Your goal: Copy all lines below containing "subscr".

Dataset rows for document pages
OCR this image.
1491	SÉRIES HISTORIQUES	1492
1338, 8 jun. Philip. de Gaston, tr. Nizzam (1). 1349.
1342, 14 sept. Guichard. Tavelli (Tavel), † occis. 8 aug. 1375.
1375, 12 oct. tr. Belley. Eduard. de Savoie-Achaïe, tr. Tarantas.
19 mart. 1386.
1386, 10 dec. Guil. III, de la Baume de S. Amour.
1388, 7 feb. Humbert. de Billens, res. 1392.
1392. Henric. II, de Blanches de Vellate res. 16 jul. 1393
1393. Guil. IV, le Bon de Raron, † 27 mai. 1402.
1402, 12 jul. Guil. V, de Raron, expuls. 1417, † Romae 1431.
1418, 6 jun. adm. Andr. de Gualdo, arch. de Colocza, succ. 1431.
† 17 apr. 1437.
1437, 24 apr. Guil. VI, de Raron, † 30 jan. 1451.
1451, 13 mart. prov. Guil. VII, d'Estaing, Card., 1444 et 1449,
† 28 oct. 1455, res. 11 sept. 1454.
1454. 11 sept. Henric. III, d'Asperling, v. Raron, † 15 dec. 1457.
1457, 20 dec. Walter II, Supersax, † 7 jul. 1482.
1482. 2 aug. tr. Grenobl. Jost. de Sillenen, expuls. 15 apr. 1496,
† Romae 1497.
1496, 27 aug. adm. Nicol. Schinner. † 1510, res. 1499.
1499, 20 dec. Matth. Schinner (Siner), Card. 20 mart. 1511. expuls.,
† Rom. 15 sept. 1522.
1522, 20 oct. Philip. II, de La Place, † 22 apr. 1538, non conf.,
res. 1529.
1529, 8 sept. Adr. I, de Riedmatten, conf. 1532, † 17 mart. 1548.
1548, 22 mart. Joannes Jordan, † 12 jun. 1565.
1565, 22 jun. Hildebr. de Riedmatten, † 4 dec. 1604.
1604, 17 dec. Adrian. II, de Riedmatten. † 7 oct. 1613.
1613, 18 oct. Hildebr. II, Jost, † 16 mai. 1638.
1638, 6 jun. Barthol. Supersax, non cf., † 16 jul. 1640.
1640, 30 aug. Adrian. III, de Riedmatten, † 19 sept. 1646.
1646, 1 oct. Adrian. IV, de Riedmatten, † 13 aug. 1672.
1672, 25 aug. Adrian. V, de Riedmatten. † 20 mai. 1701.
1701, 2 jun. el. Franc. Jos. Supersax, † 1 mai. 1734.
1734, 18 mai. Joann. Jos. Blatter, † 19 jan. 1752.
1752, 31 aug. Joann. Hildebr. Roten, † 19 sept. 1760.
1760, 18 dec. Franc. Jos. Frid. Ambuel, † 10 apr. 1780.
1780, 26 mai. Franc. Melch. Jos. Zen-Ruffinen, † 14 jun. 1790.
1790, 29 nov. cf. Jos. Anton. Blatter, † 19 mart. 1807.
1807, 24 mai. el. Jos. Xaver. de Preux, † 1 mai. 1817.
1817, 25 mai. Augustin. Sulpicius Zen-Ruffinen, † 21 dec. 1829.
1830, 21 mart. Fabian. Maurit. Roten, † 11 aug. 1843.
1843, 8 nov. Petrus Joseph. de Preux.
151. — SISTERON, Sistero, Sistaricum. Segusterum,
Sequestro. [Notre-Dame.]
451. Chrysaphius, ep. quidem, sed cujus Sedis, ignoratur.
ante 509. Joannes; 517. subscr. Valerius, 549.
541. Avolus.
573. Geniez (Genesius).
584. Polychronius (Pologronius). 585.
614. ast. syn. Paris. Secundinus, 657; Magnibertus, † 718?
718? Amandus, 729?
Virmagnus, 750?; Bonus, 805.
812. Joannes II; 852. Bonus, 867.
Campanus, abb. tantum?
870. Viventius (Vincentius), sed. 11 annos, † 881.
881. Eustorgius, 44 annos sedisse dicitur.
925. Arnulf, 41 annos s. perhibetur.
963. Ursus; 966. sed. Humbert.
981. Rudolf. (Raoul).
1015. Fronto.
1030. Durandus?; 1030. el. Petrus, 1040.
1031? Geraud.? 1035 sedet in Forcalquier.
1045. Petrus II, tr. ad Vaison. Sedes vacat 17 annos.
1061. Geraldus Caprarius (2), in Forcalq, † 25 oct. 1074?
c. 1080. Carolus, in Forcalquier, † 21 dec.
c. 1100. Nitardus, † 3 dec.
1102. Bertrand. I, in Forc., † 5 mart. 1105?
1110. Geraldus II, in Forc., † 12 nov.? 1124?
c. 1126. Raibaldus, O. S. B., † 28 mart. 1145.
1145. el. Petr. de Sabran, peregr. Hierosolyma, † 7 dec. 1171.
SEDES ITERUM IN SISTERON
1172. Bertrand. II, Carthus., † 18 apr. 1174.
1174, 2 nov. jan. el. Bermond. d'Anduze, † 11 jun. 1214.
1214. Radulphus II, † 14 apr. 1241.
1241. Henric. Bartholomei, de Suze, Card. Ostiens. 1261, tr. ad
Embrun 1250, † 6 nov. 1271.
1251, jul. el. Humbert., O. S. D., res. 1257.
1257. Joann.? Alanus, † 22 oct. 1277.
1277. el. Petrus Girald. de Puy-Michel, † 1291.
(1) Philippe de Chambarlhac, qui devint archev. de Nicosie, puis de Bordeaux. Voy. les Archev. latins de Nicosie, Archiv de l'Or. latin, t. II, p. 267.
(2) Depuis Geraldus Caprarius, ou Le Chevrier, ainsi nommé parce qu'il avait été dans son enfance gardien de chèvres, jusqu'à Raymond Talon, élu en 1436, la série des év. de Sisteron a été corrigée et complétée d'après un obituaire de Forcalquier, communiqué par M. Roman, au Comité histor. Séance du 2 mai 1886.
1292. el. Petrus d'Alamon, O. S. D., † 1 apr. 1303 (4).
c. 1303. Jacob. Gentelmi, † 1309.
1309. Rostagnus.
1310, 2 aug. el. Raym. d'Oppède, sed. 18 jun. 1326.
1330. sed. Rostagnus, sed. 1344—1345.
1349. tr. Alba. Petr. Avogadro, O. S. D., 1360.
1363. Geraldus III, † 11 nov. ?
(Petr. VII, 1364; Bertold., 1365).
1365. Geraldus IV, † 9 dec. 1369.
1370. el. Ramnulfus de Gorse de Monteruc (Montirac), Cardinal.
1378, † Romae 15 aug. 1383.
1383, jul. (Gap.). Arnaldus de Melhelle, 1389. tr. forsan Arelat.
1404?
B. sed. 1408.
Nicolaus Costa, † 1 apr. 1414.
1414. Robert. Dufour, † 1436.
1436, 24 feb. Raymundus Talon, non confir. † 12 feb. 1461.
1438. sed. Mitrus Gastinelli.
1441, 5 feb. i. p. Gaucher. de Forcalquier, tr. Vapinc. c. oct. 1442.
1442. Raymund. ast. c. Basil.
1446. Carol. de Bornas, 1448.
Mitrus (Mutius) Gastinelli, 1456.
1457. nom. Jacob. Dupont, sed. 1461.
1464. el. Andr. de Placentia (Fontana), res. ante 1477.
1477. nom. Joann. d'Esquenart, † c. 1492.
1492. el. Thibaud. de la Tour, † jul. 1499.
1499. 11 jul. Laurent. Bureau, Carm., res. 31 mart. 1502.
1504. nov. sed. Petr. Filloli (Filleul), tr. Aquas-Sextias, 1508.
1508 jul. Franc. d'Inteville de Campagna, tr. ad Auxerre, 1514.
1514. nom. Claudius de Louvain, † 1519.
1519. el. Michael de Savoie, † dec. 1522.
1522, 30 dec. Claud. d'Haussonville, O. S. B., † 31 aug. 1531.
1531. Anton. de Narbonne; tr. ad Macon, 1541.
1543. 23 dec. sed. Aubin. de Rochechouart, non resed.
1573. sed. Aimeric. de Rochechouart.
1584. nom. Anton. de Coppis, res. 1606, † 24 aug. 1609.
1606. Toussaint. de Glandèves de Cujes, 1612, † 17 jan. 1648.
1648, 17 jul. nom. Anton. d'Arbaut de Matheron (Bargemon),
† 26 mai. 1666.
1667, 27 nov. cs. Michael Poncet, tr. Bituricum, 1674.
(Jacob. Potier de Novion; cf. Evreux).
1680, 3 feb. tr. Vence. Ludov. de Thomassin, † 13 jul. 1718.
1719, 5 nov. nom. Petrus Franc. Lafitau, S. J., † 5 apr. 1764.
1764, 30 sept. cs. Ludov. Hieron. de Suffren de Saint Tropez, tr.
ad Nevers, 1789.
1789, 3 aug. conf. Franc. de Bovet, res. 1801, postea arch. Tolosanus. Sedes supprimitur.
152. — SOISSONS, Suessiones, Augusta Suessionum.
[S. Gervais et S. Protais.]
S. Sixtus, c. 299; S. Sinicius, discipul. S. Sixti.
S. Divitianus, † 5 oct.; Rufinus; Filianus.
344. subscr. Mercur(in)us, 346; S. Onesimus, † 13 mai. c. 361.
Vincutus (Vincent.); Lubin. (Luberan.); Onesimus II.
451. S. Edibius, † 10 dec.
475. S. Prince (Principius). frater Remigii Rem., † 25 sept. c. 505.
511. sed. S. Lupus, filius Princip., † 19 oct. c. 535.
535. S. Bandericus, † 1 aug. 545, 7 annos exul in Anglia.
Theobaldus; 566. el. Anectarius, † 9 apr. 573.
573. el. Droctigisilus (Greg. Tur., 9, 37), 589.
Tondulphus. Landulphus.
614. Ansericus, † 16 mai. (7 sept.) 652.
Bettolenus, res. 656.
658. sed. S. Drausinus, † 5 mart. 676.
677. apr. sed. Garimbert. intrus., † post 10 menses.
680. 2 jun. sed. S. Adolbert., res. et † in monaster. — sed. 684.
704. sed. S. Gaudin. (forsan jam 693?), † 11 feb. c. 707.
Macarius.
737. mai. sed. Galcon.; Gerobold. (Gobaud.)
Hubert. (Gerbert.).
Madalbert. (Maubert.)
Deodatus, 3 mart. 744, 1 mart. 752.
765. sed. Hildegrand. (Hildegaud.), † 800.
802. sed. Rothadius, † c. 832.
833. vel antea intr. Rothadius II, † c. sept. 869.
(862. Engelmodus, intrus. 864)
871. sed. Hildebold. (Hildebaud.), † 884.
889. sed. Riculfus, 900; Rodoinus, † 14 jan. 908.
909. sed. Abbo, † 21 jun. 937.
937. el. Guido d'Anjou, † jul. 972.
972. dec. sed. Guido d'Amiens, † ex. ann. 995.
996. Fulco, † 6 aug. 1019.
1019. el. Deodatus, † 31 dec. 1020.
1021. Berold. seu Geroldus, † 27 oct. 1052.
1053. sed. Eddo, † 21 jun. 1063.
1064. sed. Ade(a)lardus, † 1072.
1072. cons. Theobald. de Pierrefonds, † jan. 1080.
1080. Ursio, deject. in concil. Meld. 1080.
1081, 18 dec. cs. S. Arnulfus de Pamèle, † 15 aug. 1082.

Response to the task:
ante 509. Joannes; 517. subscr. Valerius, 549.
344. subscr. Mercur(in)us, 346; S. Onesimus, † 13 mai. c. 361.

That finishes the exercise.